**Exercise brief**
Put everything from the line containing "stat-value: 33% bbox=[104, 163, 186, 203]" down to the line containing "stat-label: Satisfied bbox=[404, 270, 466, 286]", both included, into a JSON list of strings with one string per line and blank lines left out.

################

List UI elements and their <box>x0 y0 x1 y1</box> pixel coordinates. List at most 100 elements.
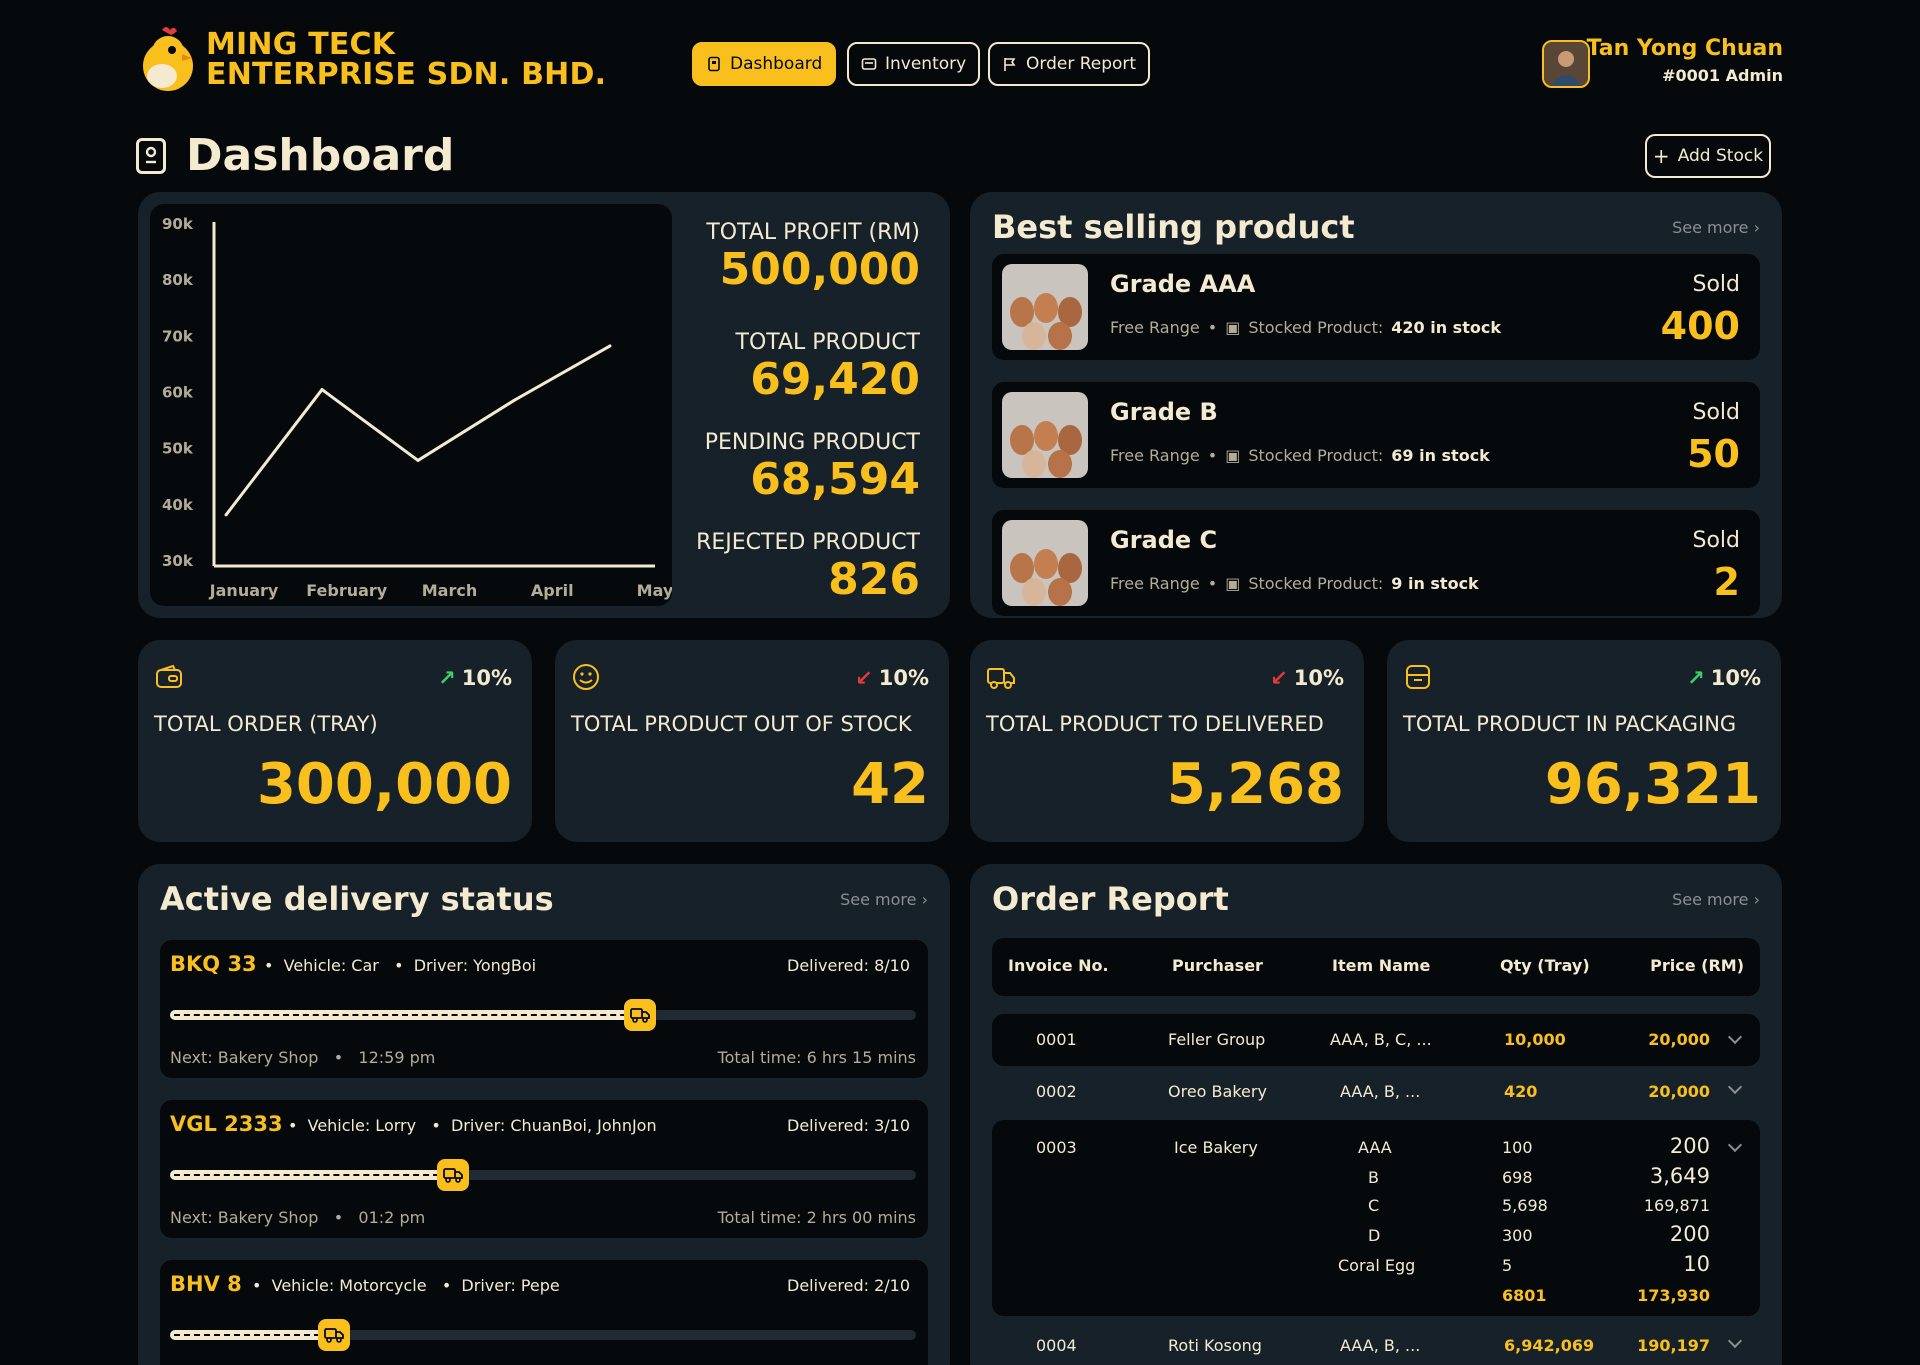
total-price-cell: 173,930 <box>1637 1286 1710 1305</box>
see-more-label: See more <box>1672 218 1749 237</box>
item-cell: AAA, B, ... <box>1340 1336 1421 1355</box>
add-stock-button[interactable]: + Add Stock <box>1645 134 1771 178</box>
total-profit-value: 500,000 <box>719 244 920 295</box>
delivery-progress-fill <box>170 1170 453 1180</box>
dashboard-icon <box>706 56 722 72</box>
kpi-value: 96,321 <box>1544 752 1761 817</box>
price-cell: 20,000 <box>1648 1082 1710 1101</box>
purchaser-cell: Ice Bakery <box>1174 1138 1258 1157</box>
truck-icon[interactable] <box>624 999 656 1031</box>
bullet: • <box>264 956 284 975</box>
sold-value: 50 <box>1687 432 1740 476</box>
nav-order-report-label: Order Report <box>1026 54 1137 74</box>
arrow-down-icon: ↙ <box>855 666 873 690</box>
bullet: • <box>252 1276 272 1295</box>
delivery-progress-track <box>170 999 916 1031</box>
chicken-logo-icon <box>138 24 198 94</box>
line-chart: 90k 80k 70k 60k 50k 40k 30k January February Marc… <box>150 204 674 606</box>
price-cell: 200 <box>1669 1134 1710 1158</box>
see-more-label: See more <box>1672 890 1749 909</box>
user-name: Tan Yong Chuan <box>1586 36 1783 61</box>
column-header-purchaser[interactable]: Purchaser <box>1172 956 1263 975</box>
table-row[interactable]: 0001 Feller Group AAA, B, C, ... 10,000 … <box>992 1014 1760 1066</box>
nav-dashboard[interactable]: Dashboard <box>692 42 837 86</box>
progress-dash <box>174 1014 636 1016</box>
chevron-down-icon[interactable] <box>1727 1029 1743 1045</box>
brand-name: MING TECK ENTERPRISE SDN. BHD. <box>206 30 606 90</box>
x-tick-label: March <box>422 581 477 600</box>
driver: Driver: ChuanBoi, JohnJon <box>450 1116 657 1135</box>
purchaser-cell: Roti Kosong <box>1168 1336 1262 1355</box>
product-type: Free Range <box>1110 446 1200 465</box>
total-profit-label: TOTAL PROFIT (RM) <box>706 220 920 245</box>
product-name: Grade B <box>1110 398 1218 426</box>
price-cell: 190,197 <box>1637 1336 1710 1355</box>
chevron-down-icon[interactable] <box>1727 1333 1743 1349</box>
delivery-title: Active delivery status <box>160 880 554 918</box>
product-row[interactable]: Grade C Free Range • ▣ Stocked Product: … <box>992 510 1760 616</box>
chevron-down-icon[interactable] <box>1727 1137 1743 1153</box>
sold-label: Sold <box>1692 272 1740 297</box>
price-cell: 169,871 <box>1643 1196 1710 1215</box>
pending-product-value: 68,594 <box>750 454 920 505</box>
nav-order-report[interactable]: Order Report <box>988 42 1151 86</box>
item-cell: C <box>1368 1196 1380 1215</box>
next-stop: Next: Bakery Shop • 12:59 pm <box>170 1048 435 1067</box>
column-header-qty[interactable]: Qty (Tray) <box>1500 956 1590 975</box>
archive-icon: ▣ <box>1225 446 1241 465</box>
kpi-label: TOTAL PRODUCT OUT OF STOCK <box>571 712 912 736</box>
bullet: • <box>288 1116 308 1135</box>
table-row[interactable]: 0004 Roti Kosong AAA, B, ... 6,942,069 1… <box>992 1322 1760 1365</box>
y-tick-label: 70k <box>162 327 194 345</box>
inventory-icon <box>861 56 877 72</box>
trend-percent: 10% <box>878 666 929 690</box>
sold-label: Sold <box>1692 400 1740 425</box>
delivery-item[interactable]: VGL 2333 • Vehicle: Lorry • Driver: Chua… <box>160 1100 928 1238</box>
truck-icon[interactable] <box>437 1159 469 1191</box>
column-header-item[interactable]: Item Name <box>1332 956 1431 975</box>
column-header-invoice[interactable]: Invoice No. <box>1008 956 1109 975</box>
truck-icon[interactable] <box>318 1319 350 1351</box>
column-header-price[interactable]: Price (RM) <box>1650 956 1744 975</box>
chevron-right-icon: › <box>921 890 928 909</box>
egg-image <box>1002 520 1088 606</box>
kpi-value: 5,268 <box>1166 752 1344 817</box>
price-cell: 20,000 <box>1648 1030 1710 1049</box>
flag-icon <box>1002 56 1018 72</box>
avatar[interactable] <box>1542 40 1590 88</box>
table-row[interactable]: 0002 Oreo Bakery AAA, B, ... 420 20,000 <box>992 1068 1760 1112</box>
total-time: Total time: 6 hrs 15 mins <box>717 1048 916 1067</box>
delivery-see-more[interactable]: See more › <box>840 890 928 909</box>
delivery-item[interactable]: BHV 8 • Vehicle: Motorcycle • Driver: Pe… <box>160 1260 928 1365</box>
delivery-meta: • Vehicle: Motorcycle • Driver: Pepe <box>252 1276 560 1295</box>
order-report-see-more[interactable]: See more › <box>1672 890 1760 909</box>
active-delivery-card: Active delivery status See more › BKQ 33… <box>138 864 950 1365</box>
product-row[interactable]: Grade AAA Free Range • ▣ Stocked Product… <box>992 254 1760 360</box>
vehicle-type: Vehicle: Car <box>283 956 379 975</box>
order-report-card: Order Report See more › Invoice No. Purc… <box>970 864 1782 1365</box>
eta: 01:2 pm <box>358 1208 426 1227</box>
truck-icon <box>986 662 1016 692</box>
delivery-item[interactable]: BKQ 33 • Vehicle: Car • Driver: YongBoi … <box>160 940 928 1078</box>
best-selling-see-more[interactable]: See more › <box>1672 218 1760 237</box>
trend-badge: ↗ 10% <box>438 666 512 690</box>
kpi-label: TOTAL PRODUCT IN PACKAGING <box>1403 712 1737 736</box>
bullet: • <box>323 1208 354 1227</box>
invoice-cell: 0003 <box>1036 1138 1077 1157</box>
kpi-label: TOTAL PRODUCT TO DELIVERED <box>986 712 1324 736</box>
invoice-cell: 0002 <box>1036 1082 1077 1101</box>
table-row-expanded[interactable]: 0003 Ice Bakery AAA 100 200 B 698 3,649 … <box>992 1120 1760 1316</box>
chevron-down-icon[interactable] <box>1727 1079 1743 1095</box>
brand-line-2: ENTERPRISE SDN. BHD. <box>206 57 607 92</box>
product-row[interactable]: Grade B Free Range • ▣ Stocked Product: … <box>992 382 1760 488</box>
egg-image <box>1002 392 1088 478</box>
wallet-icon <box>154 662 184 692</box>
y-tick-label: 90k <box>162 215 194 233</box>
sold-value: 2 <box>1713 560 1740 604</box>
nav-inventory[interactable]: Inventory <box>847 42 981 86</box>
arrow-up-icon: ↗ <box>1687 666 1705 690</box>
price-cell: 10 <box>1683 1252 1710 1276</box>
qty-cell: 420 <box>1504 1082 1538 1101</box>
qty-cell: 5 <box>1502 1256 1513 1275</box>
delivery-progress-fill <box>170 1010 640 1020</box>
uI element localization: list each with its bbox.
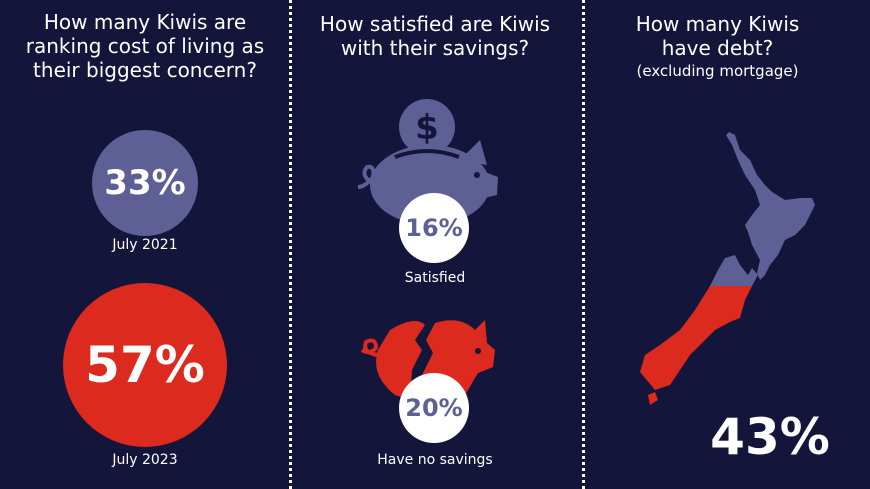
stat-value: 33% bbox=[104, 163, 186, 203]
stat-circle-satisfied: 16% bbox=[399, 193, 469, 263]
stat-label: July 2023 bbox=[112, 452, 178, 468]
divider-left bbox=[289, 0, 292, 489]
stat-circle-2021: 33% bbox=[92, 130, 198, 236]
stat-label: July 2021 bbox=[112, 237, 178, 253]
divider-right bbox=[582, 0, 585, 489]
svg-text:$: $ bbox=[415, 108, 439, 148]
stat-circle-no-savings: 20% bbox=[399, 373, 469, 443]
cost-of-living-title: How many Kiwis are ranking cost of livin… bbox=[25, 10, 265, 82]
debt-value: 43% bbox=[710, 408, 830, 466]
stat-label: Have no savings bbox=[377, 452, 493, 468]
stat-value: 20% bbox=[405, 394, 463, 422]
stat-circle-2023: 57% bbox=[63, 283, 227, 447]
debt-title: How many Kiwis have debt? bbox=[635, 12, 800, 60]
debt-subtitle: (excluding mortgage) bbox=[636, 62, 799, 80]
stat-value: 57% bbox=[85, 336, 205, 394]
stat-value: 16% bbox=[405, 214, 463, 242]
savings-title: How satisfied are Kiwis with their savin… bbox=[319, 12, 551, 60]
stat-label: Satisfied bbox=[404, 270, 466, 286]
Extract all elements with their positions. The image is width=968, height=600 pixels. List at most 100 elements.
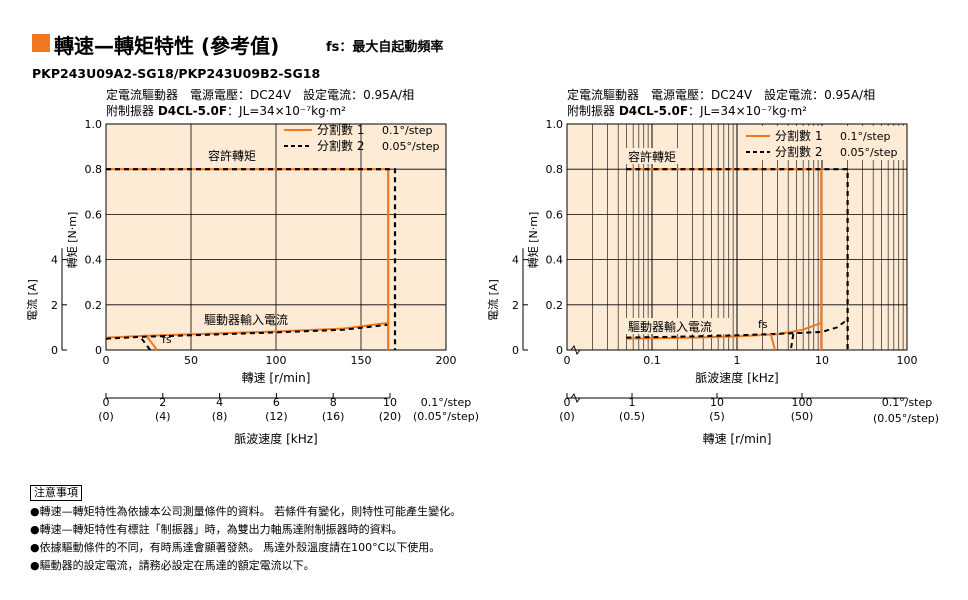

################

**Written reply**
[
  "stat-value: 33% bbox=[104, 163, 186, 203]",
  "stat-circle-satisfied: 16% bbox=[399, 193, 469, 263]",
  "stat-label: July 2023 bbox=[112, 452, 178, 468]",
  "divider-left bbox=[289, 0, 292, 489]",
  "stat-circle-2021: 33% bbox=[92, 130, 198, 236]",
  "stat-label: July 2021 bbox=[112, 237, 178, 253]",
  "divider-right bbox=[582, 0, 585, 489]",
  "svg-text:$: $ bbox=[415, 108, 439, 148]",
  "stat-circle-no-savings: 20% bbox=[399, 373, 469, 443]",
  "cost-of-living-title: How many Kiwis are ranking cost of livin… bbox=[25, 10, 265, 82]",
  "debt-value: 43% bbox=[710, 408, 830, 466]",
  "stat-label: Have no savings bbox=[377, 452, 493, 468]",
  "stat-value: 20% bbox=[405, 394, 463, 422]",
  "stat-circle-2023: 57% bbox=[63, 283, 227, 447]",
  "debt-title: How many Kiwis have debt? bbox=[635, 12, 800, 60]",
  "debt-subtitle: (excluding mortgage) bbox=[636, 62, 799, 80]",
  "stat-value: 57% bbox=[85, 336, 205, 394]",
  "stat-value: 16% bbox=[405, 214, 463, 242]",
  "savings-title: How satisfied are Kiwis with their savin… bbox=[319, 12, 551, 60]",
  "stat-label: Satisfied bbox=[404, 270, 466, 286]"
]